### [Material supplied]
%%

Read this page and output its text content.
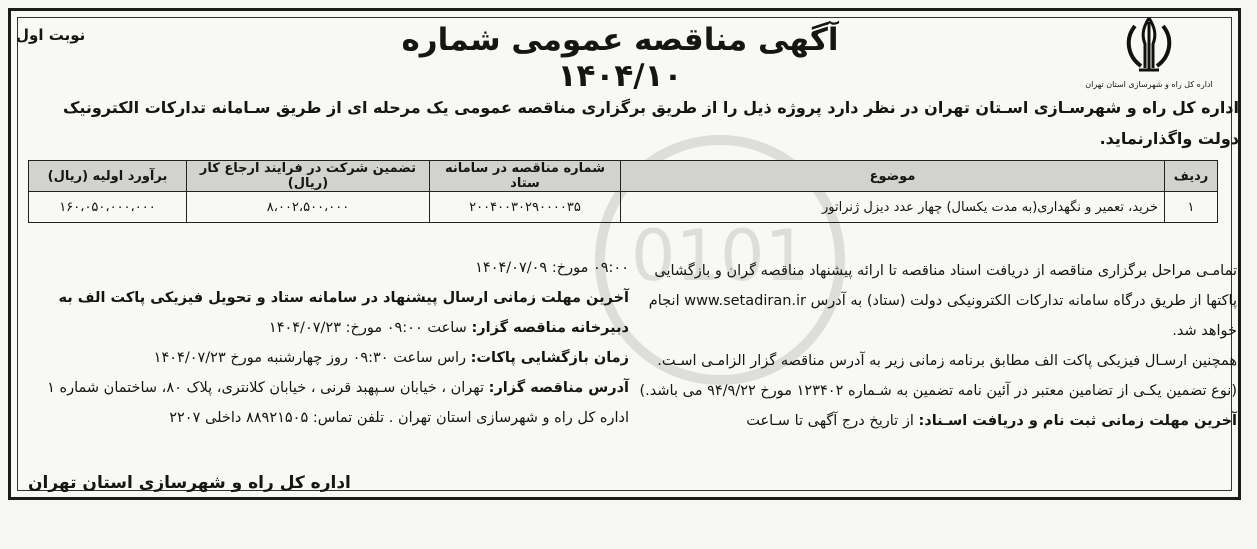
نوبت اول	آگهی مناقصه عمومی شماره ۱۴۰۴/۱۰	اداره کل راه و شهرسازی استان تهران
اداره کل راه و شهرسـازی اسـتان تهران در نظر دارد پروژه ذیل را از طریق برگزاری مناقصه عمومی یک مرحله ای از طریق سـامانه تدارکات الکترونیک دولت واگذارنماید.
ردیف	موضوع	شماره مناقصه در سامانه ستاد	تضمین شرکت در فرایند ارجاع کار (ریال)	برآورد اولیه (ریال)
۱	خرید، تعمیر و نگهداری(به مدت یکسال) چهار عدد دیزل ژنراتور	۲۰۰۴۰۰۳۰۲۹۰۰۰۰۳۵	۸،۰۰۲،۵۰۰،۰۰۰	۱۶۰،۰۵۰،۰۰۰،۰۰۰

تمامـی مراحل برگزاری مناقصه از دریافت اسناد مناقصه تا ارائه پیشنهاد مناقصه گران و بازگشایی پاکتها از طریق درگاه سامانه تدارکات الکترونیکی دولت (ستاد) به آدرس www.setadiran.ir انجام خواهد شد.

همچنین ارسـال فیزیکی پاکت الف مطابق برنامه زمانی زیر به آدرس مناقصه گزار الزامـی اسـت. (نوع تضمین یکـی از تضامین معتبر در آئین نامه تضمین به شـماره ۱۲۳۴۰۲ مورخ ۹۴/۹/۲۲ می باشد.)

آخرین مهلت زمانی ثبت نام و دریافت اسـناد: از تاریخ درج آگهی تا سـاعت

۰۹:۰۰ مورخ: ۱۴۰۴/۰۷/۰۹

آخرین مهلت زمانی ارسال پیشنهاد در سامانه ستاد و تحویل فیزیکی پاکت الف به دبیرخانه مناقصه گزار: ساعت ۰۹:۰۰ مورخ: ۱۴۰۴/۰۷/۲۳

زمان بازگشایی پاکات: راس ساعت ۰۹:۳۰ روز چهارشنبه مورخ ۱۴۰۴/۰۷/۲۳

آدرس مناقصه گزار: تهران ، خیابان سـپهبد قرنی ، خیابان کلانتری، پلاک ۸۰، ساختمان شماره ۱ اداره کل راه و شهرسازی استان تهران . تلفن تماس: ۸۸۹۲۱۵۰۵ داخلی ۲۲۰۷

اداره کل راه و شهرسازی استان تهران
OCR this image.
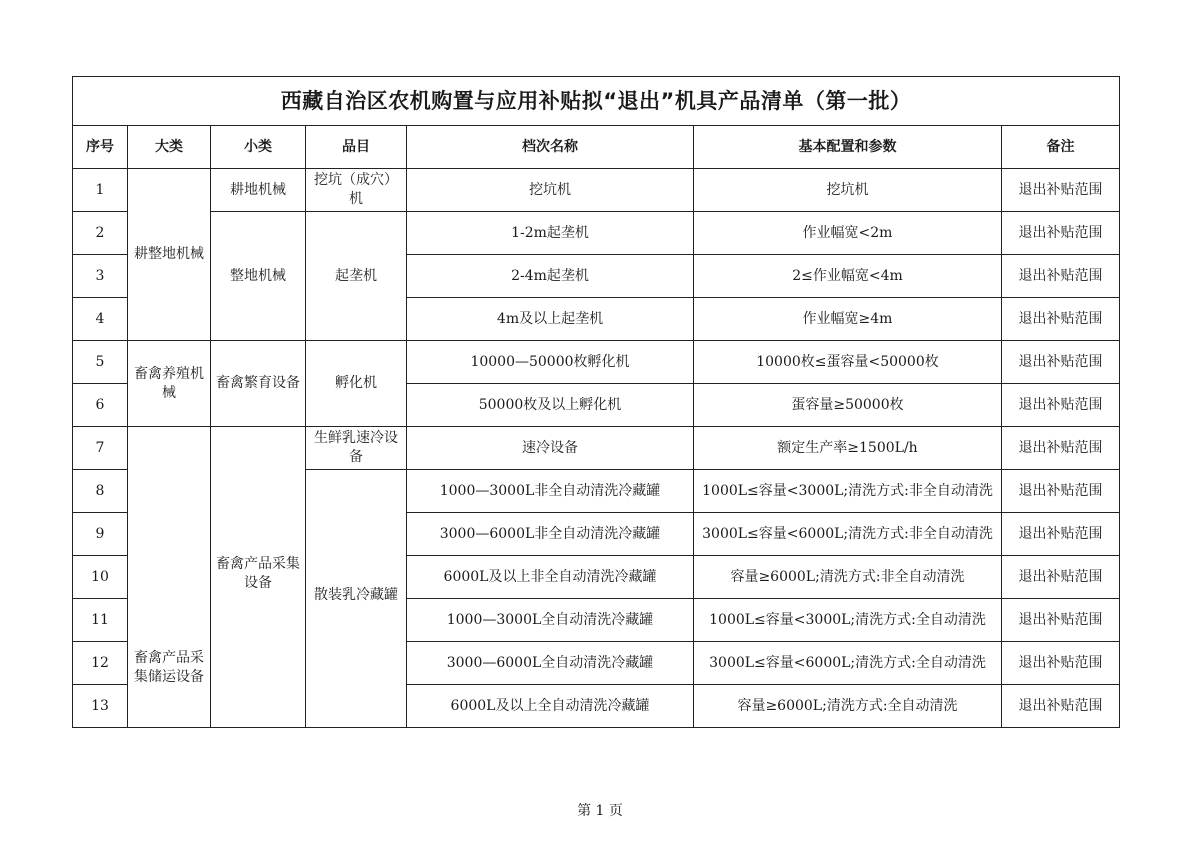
西藏自治区农机购置与应用补贴拟“退出”机具产品清单（第一批）						
序号	大类	小类	品目	档次名称	基本配置和参数	备注
1	耕整地机械	耕地机械	挖坑（成穴）机	挖坑机	挖坑机	退出补贴范围
2		整地机械	起垄机	1-2m起垄机	作业幅宽<2m	退出补贴范围
3				2-4m起垄机	2≤作业幅宽<4m	退出补贴范围
4				4m及以上起垄机	作业幅宽≥4m	退出补贴范围
5	畜禽养殖机械	畜禽繁育设备	孵化机	10000—50000枚孵化机	10000枚≤蛋容量<50000枚	退出补贴范围
6				50000枚及以上孵化机	蛋容量≥50000枚	退出补贴范围
7	畜禽产品采集储运设备	畜禽产品采集设备	生鲜乳速冷设备	速冷设备	额定生产率≥1500L/h	退出补贴范围
8			散装乳冷藏罐	1000—3000L非全自动清洗冷藏罐	1000L≤容量<3000L;清洗方式:非全自动清洗	退出补贴范围
9				3000—6000L非全自动清洗冷藏罐	3000L≤容量<6000L;清洗方式:非全自动清洗	退出补贴范围
10				6000L及以上非全自动清洗冷藏罐	容量≥6000L;清洗方式:非全自动清洗	退出补贴范围
11				1000—3000L全自动清洗冷藏罐	1000L≤容量<3000L;清洗方式:全自动清洗	退出补贴范围
12				3000—6000L全自动清洗冷藏罐	3000L≤容量<6000L;清洗方式:全自动清洗	退出补贴范围
13				6000L及以上全自动清洗冷藏罐	容量≥6000L;清洗方式:全自动清洗	退出补贴范围
第 1 页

%%

### [Task prompt]
Return the listing above word for word, with the pictures removed.

### [Solution to this problem]
Read this page and output its text content.
نوبت اول	آگهی مناقصه عمومی شماره ۱۴۰۴/۱۰	اداره کل راه و شهرسازی استان تهران
اداره کل راه و شهرسـازی اسـتان تهران در نظر دارد پروژه ذیل را از طریق برگزاری مناقصه عمومی یک مرحله ای از طریق سـامانه تدارکات الکترونیک دولت واگذارنماید.
ردیف	موضوع	شماره مناقصه در سامانه ستاد	تضمین شرکت در فرایند ارجاع کار (ریال)	برآورد اولیه (ریال)
۱	خرید، تعمیر و نگهداری(به مدت یکسال) چهار عدد دیزل ژنراتور	۲۰۰۴۰۰۳۰۲۹۰۰۰۰۳۵	۸،۰۰۲،۵۰۰،۰۰۰	۱۶۰،۰۵۰،۰۰۰،۰۰۰

تمامـی مراحل برگزاری مناقصه از دریافت اسناد مناقصه تا ارائه پیشنهاد مناقصه گران و بازگشایی پاکتها از طریق درگاه سامانه تدارکات الکترونیکی دولت (ستاد) به آدرس www.setadiran.ir انجام خواهد شد.

همچنین ارسـال فیزیکی پاکت الف مطابق برنامه زمانی زیر به آدرس مناقصه گزار الزامـی اسـت. (نوع تضمین یکـی از تضامین معتبر در آئین نامه تضمین به شـماره ۱۲۳۴۰۲ مورخ ۹۴/۹/۲۲ می باشد.)

آخرین مهلت زمانی ثبت نام و دریافت اسـناد: از تاریخ درج آگهی تا سـاعت

۰۹:۰۰ مورخ: ۱۴۰۴/۰۷/۰۹

آخرین مهلت زمانی ارسال پیشنهاد در سامانه ستاد و تحویل فیزیکی پاکت الف به دبیرخانه مناقصه گزار: ساعت ۰۹:۰۰ مورخ: ۱۴۰۴/۰۷/۲۳

زمان بازگشایی پاکات: راس ساعت ۰۹:۳۰ روز چهارشنبه مورخ ۱۴۰۴/۰۷/۲۳

آدرس مناقصه گزار: تهران ، خیابان سـپهبد قرنی ، خیابان کلانتری، پلاک ۸۰، ساختمان شماره ۱ اداره کل راه و شهرسازی استان تهران . تلفن تماس: ۸۸۹۲۱۵۰۵ داخلی ۲۲۰۷

اداره کل راه و شهرسازی استان تهران
OCR this image.
西藏自治区农机购置与应用补贴拟“退出”机具产品清单（第一批）						
序号	大类	小类	品目	档次名称	基本配置和参数	备注
1	耕整地机械	耕地机械	挖坑（成穴）机	挖坑机	挖坑机	退出补贴范围
2		整地机械	起垄机	1-2m起垄机	作业幅宽<2m	退出补贴范围
3				2-4m起垄机	2≤作业幅宽<4m	退出补贴范围
4				4m及以上起垄机	作业幅宽≥4m	退出补贴范围
5	畜禽养殖机械	畜禽繁育设备	孵化机	10000—50000枚孵化机	10000枚≤蛋容量<50000枚	退出补贴范围
6				50000枚及以上孵化机	蛋容量≥50000枚	退出补贴范围
7	畜禽产品采集储运设备	畜禽产品采集设备	生鲜乳速冷设备	速冷设备	额定生产率≥1500L/h	退出补贴范围
8			散装乳冷藏罐	1000—3000L非全自动清洗冷藏罐	1000L≤容量<3000L;清洗方式:非全自动清洗	退出补贴范围
9				3000—6000L非全自动清洗冷藏罐	3000L≤容量<6000L;清洗方式:非全自动清洗	退出补贴范围
10				6000L及以上非全自动清洗冷藏罐	容量≥6000L;清洗方式:非全自动清洗	退出补贴范围
11				1000—3000L全自动清洗冷藏罐	1000L≤容量<3000L;清洗方式:全自动清洗	退出补贴范围
12				3000—6000L全自动清洗冷藏罐	3000L≤容量<6000L;清洗方式:全自动清洗	退出补贴范围
13				6000L及以上全自动清洗冷藏罐	容量≥6000L;清洗方式:全自动清洗	退出补贴范围
第 1 页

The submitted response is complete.